- **EXERCISE BRIEF**
Reproduce the listing below without changes, except that pictures are left out.

## start THE INPUT

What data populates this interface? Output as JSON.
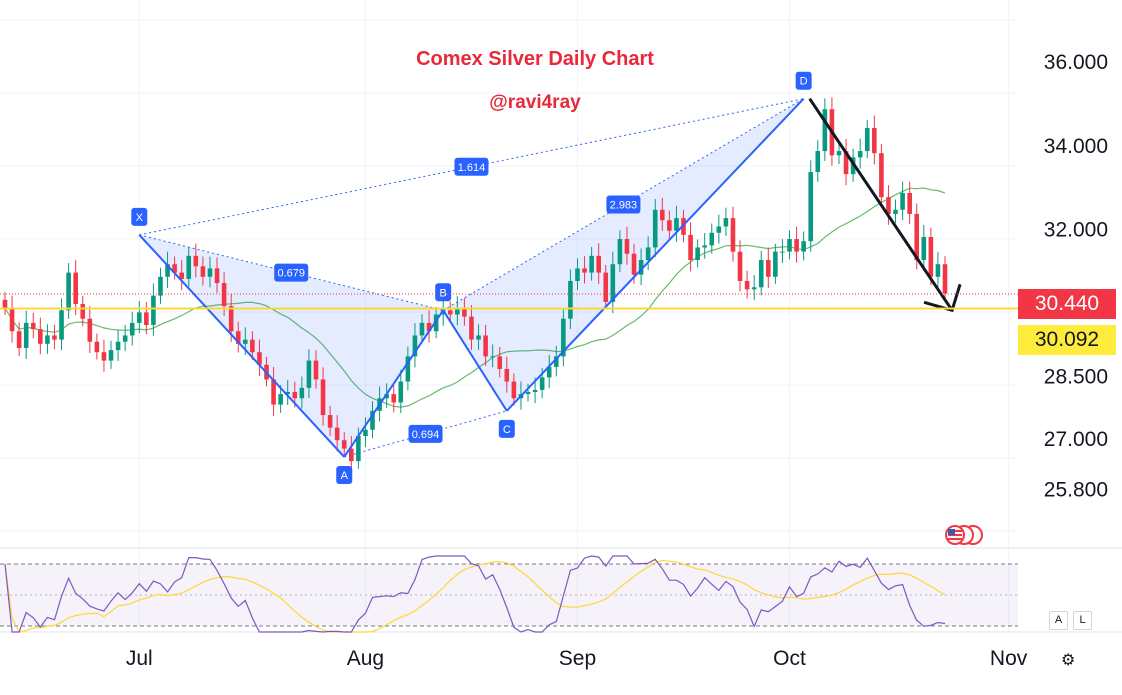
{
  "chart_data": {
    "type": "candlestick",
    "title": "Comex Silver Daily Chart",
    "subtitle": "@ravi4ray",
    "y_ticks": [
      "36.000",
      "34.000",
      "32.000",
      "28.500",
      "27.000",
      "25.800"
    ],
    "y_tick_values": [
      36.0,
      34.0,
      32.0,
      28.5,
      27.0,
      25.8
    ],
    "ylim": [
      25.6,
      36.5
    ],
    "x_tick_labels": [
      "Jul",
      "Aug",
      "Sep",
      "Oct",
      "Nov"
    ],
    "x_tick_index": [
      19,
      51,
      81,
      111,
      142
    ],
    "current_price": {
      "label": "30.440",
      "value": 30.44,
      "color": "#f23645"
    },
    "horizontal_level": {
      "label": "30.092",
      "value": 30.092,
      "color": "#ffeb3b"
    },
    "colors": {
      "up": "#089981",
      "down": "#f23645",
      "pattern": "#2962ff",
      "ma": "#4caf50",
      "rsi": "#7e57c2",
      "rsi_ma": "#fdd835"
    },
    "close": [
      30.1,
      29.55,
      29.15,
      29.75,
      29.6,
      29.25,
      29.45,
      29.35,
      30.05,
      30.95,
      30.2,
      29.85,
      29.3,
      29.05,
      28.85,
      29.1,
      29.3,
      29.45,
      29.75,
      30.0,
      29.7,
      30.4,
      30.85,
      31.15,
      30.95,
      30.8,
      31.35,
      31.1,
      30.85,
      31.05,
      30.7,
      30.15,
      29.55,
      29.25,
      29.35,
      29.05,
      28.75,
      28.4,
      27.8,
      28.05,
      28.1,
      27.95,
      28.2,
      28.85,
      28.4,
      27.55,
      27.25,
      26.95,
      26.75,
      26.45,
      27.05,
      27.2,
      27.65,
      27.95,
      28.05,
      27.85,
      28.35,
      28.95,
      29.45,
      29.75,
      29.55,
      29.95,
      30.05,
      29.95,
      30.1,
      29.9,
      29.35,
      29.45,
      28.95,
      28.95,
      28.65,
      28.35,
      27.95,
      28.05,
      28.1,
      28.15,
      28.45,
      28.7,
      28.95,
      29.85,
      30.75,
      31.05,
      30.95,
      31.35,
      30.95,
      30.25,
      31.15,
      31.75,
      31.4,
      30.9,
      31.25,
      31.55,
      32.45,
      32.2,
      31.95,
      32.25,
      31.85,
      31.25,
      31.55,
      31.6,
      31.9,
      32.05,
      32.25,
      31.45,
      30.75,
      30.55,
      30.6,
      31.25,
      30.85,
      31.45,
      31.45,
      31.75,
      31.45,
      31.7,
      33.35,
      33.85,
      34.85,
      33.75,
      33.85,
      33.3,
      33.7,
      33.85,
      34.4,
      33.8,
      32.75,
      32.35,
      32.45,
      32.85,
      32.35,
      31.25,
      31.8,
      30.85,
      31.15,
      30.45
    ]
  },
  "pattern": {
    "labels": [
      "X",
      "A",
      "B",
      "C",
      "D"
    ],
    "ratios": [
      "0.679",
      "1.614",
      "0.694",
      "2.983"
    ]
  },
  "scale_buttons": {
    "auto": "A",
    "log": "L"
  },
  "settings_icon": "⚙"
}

## end THE INPUT

- **FINAL RESULT**
What data populates this interface? Output as JSON.
{
  "chart_data": {
    "type": "candlestick",
    "title": "Comex Silver Daily Chart",
    "subtitle": "@ravi4ray",
    "y_ticks": [
      "36.000",
      "34.000",
      "32.000",
      "28.500",
      "27.000",
      "25.800"
    ],
    "y_tick_values": [
      36.0,
      34.0,
      32.0,
      28.5,
      27.0,
      25.8
    ],
    "ylim": [
      25.6,
      36.5
    ],
    "x_tick_labels": [
      "Jul",
      "Aug",
      "Sep",
      "Oct",
      "Nov"
    ],
    "x_tick_index": [
      19,
      51,
      81,
      111,
      142
    ],
    "current_price": {
      "label": "30.440",
      "value": 30.44,
      "color": "#f23645"
    },
    "horizontal_level": {
      "label": "30.092",
      "value": 30.092,
      "color": "#ffeb3b"
    },
    "colors": {
      "up": "#089981",
      "down": "#f23645",
      "pattern": "#2962ff",
      "ma": "#4caf50",
      "rsi": "#7e57c2",
      "rsi_ma": "#fdd835"
    },
    "close": [
      30.1,
      29.55,
      29.15,
      29.75,
      29.6,
      29.25,
      29.45,
      29.35,
      30.05,
      30.95,
      30.2,
      29.85,
      29.3,
      29.05,
      28.85,
      29.1,
      29.3,
      29.45,
      29.75,
      30.0,
      29.7,
      30.4,
      30.85,
      31.15,
      30.95,
      30.8,
      31.35,
      31.1,
      30.85,
      31.05,
      30.7,
      30.15,
      29.55,
      29.25,
      29.35,
      29.05,
      28.75,
      28.4,
      27.8,
      28.05,
      28.1,
      27.95,
      28.2,
      28.85,
      28.4,
      27.55,
      27.25,
      26.95,
      26.75,
      26.45,
      27.05,
      27.2,
      27.65,
      27.95,
      28.05,
      27.85,
      28.35,
      28.95,
      29.45,
      29.75,
      29.55,
      29.95,
      30.05,
      29.95,
      30.1,
      29.9,
      29.35,
      29.45,
      28.95,
      28.95,
      28.65,
      28.35,
      27.95,
      28.05,
      28.1,
      28.15,
      28.45,
      28.7,
      28.95,
      29.85,
      30.75,
      31.05,
      30.95,
      31.35,
      30.95,
      30.25,
      31.15,
      31.75,
      31.4,
      30.9,
      31.25,
      31.55,
      32.45,
      32.2,
      31.95,
      32.25,
      31.85,
      31.25,
      31.55,
      31.6,
      31.9,
      32.05,
      32.25,
      31.45,
      30.75,
      30.55,
      30.6,
      31.25,
      30.85,
      31.45,
      31.45,
      31.75,
      31.45,
      31.7,
      33.35,
      33.85,
      34.85,
      33.75,
      33.85,
      33.3,
      33.7,
      33.85,
      34.4,
      33.8,
      32.75,
      32.35,
      32.45,
      32.85,
      32.35,
      31.25,
      31.8,
      30.85,
      31.15,
      30.45
    ]
  },
  "pattern": {
    "labels": [
      "X",
      "A",
      "B",
      "C",
      "D"
    ],
    "ratios": [
      "0.679",
      "1.614",
      "0.694",
      "2.983"
    ]
  },
  "scale_buttons": {
    "auto": "A",
    "log": "L"
  },
  "settings_icon": "⚙"
}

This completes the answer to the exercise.